A block of data
++++++++++++++++++++
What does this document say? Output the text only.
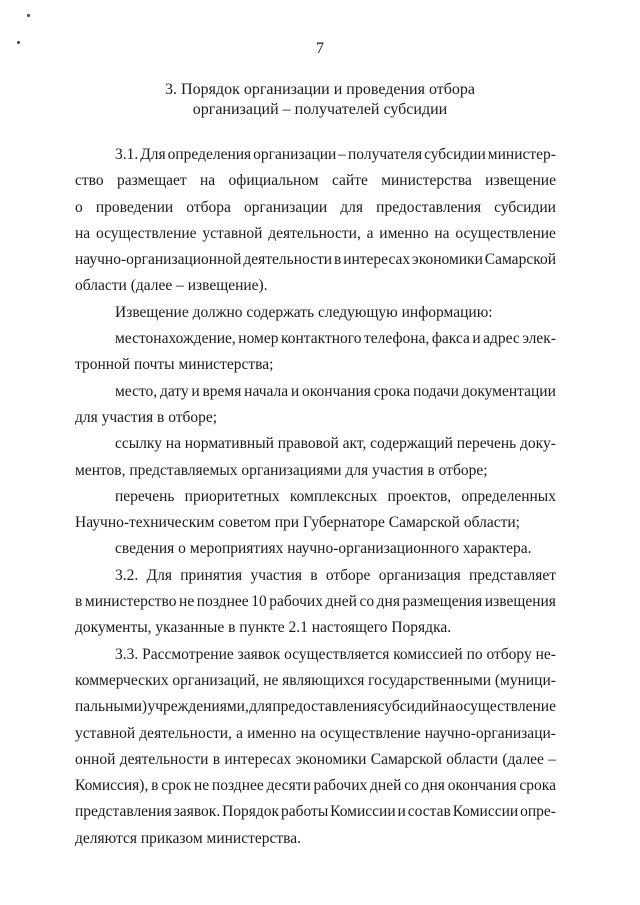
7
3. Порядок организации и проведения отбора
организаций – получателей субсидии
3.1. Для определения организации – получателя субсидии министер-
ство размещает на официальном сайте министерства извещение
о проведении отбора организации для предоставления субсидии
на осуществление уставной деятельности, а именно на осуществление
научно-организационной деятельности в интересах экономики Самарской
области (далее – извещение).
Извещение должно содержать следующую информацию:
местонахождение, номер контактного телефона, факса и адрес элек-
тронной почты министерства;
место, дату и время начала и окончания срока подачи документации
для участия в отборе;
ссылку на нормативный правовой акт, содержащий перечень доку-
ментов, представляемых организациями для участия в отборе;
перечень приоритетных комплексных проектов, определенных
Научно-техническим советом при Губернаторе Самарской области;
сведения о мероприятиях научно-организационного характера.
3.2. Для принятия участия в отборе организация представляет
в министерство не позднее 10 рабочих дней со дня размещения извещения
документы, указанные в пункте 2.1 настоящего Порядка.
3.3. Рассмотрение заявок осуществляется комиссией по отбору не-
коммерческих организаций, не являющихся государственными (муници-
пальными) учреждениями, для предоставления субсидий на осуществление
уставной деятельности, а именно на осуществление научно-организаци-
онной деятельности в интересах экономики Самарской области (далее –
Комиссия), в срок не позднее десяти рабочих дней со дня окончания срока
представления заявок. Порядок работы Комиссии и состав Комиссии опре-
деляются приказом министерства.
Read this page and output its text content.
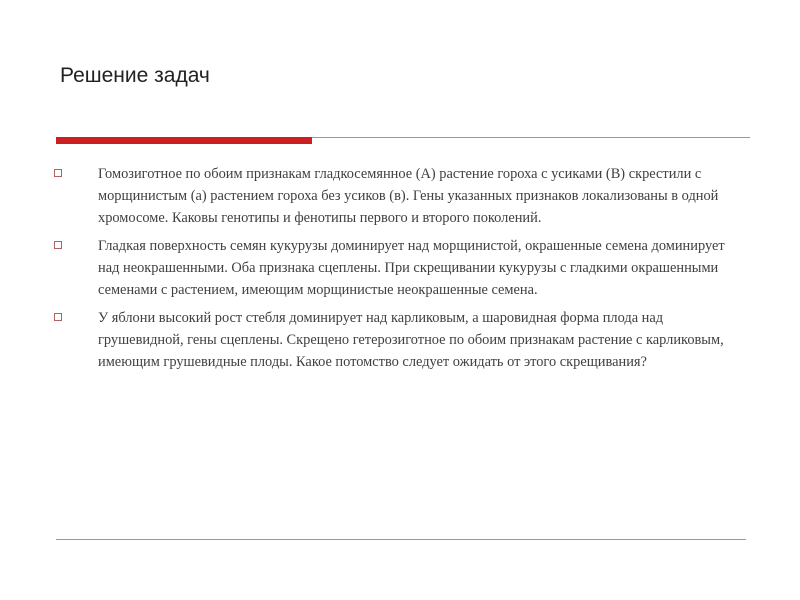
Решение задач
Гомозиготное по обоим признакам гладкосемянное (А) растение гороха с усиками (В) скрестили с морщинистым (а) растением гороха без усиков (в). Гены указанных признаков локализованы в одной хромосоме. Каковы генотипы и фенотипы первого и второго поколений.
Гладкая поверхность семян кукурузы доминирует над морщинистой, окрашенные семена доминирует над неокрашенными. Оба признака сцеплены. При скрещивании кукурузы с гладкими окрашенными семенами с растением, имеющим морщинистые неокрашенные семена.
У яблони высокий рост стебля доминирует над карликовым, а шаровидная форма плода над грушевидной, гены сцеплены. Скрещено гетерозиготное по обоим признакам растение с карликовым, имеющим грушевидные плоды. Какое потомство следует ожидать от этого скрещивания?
++++++++++++++++++++
Give every line back word for word and leave the pictures out.

**RESULT OF THE EXERCISE**
What does this document say? Output the text only.
7
3. Порядок организации и проведения отбора
организаций – получателей субсидии
3.1. Для определения организации – получателя субсидии министер-
ство размещает на официальном сайте министерства извещение
о проведении отбора организации для предоставления субсидии
на осуществление уставной деятельности, а именно на осуществление
научно-организационной деятельности в интересах экономики Самарской
области (далее – извещение).
Извещение должно содержать следующую информацию:
местонахождение, номер контактного телефона, факса и адрес элек-
тронной почты министерства;
место, дату и время начала и окончания срока подачи документации
для участия в отборе;
ссылку на нормативный правовой акт, содержащий перечень доку-
ментов, представляемых организациями для участия в отборе;
перечень приоритетных комплексных проектов, определенных
Научно-техническим советом при Губернаторе Самарской области;
сведения о мероприятиях научно-организационного характера.
3.2. Для принятия участия в отборе организация представляет
в министерство не позднее 10 рабочих дней со дня размещения извещения
документы, указанные в пункте 2.1 настоящего Порядка.
3.3. Рассмотрение заявок осуществляется комиссией по отбору не-
коммерческих организаций, не являющихся государственными (муници-
пальными) учреждениями, для предоставления субсидий на осуществление
уставной деятельности, а именно на осуществление научно-организаци-
онной деятельности в интересах экономики Самарской области (далее –
Комиссия), в срок не позднее десяти рабочих дней со дня окончания срока
представления заявок. Порядок работы Комиссии и состав Комиссии опре-
деляются приказом министерства.
Read this page and output its text content.
Решение задач
Гомозиготное по обоим признакам гладкосемянное (А) растение гороха с усиками (В) скрестили с морщинистым (а) растением гороха без усиков (в). Гены указанных признаков локализованы в одной хромосоме. Каковы генотипы и фенотипы первого и второго поколений.
Гладкая поверхность семян кукурузы доминирует над морщинистой, окрашенные семена доминирует над неокрашенными. Оба признака сцеплены. При скрещивании кукурузы с гладкими окрашенными семенами с растением, имеющим морщинистые неокрашенные семена.
У яблони высокий рост стебля доминирует над карликовым, а шаровидная форма плода над грушевидной, гены сцеплены. Скрещено гетерозиготное по обоим признакам растение с карликовым, имеющим грушевидные плоды. Какое потомство следует ожидать от этого скрещивания?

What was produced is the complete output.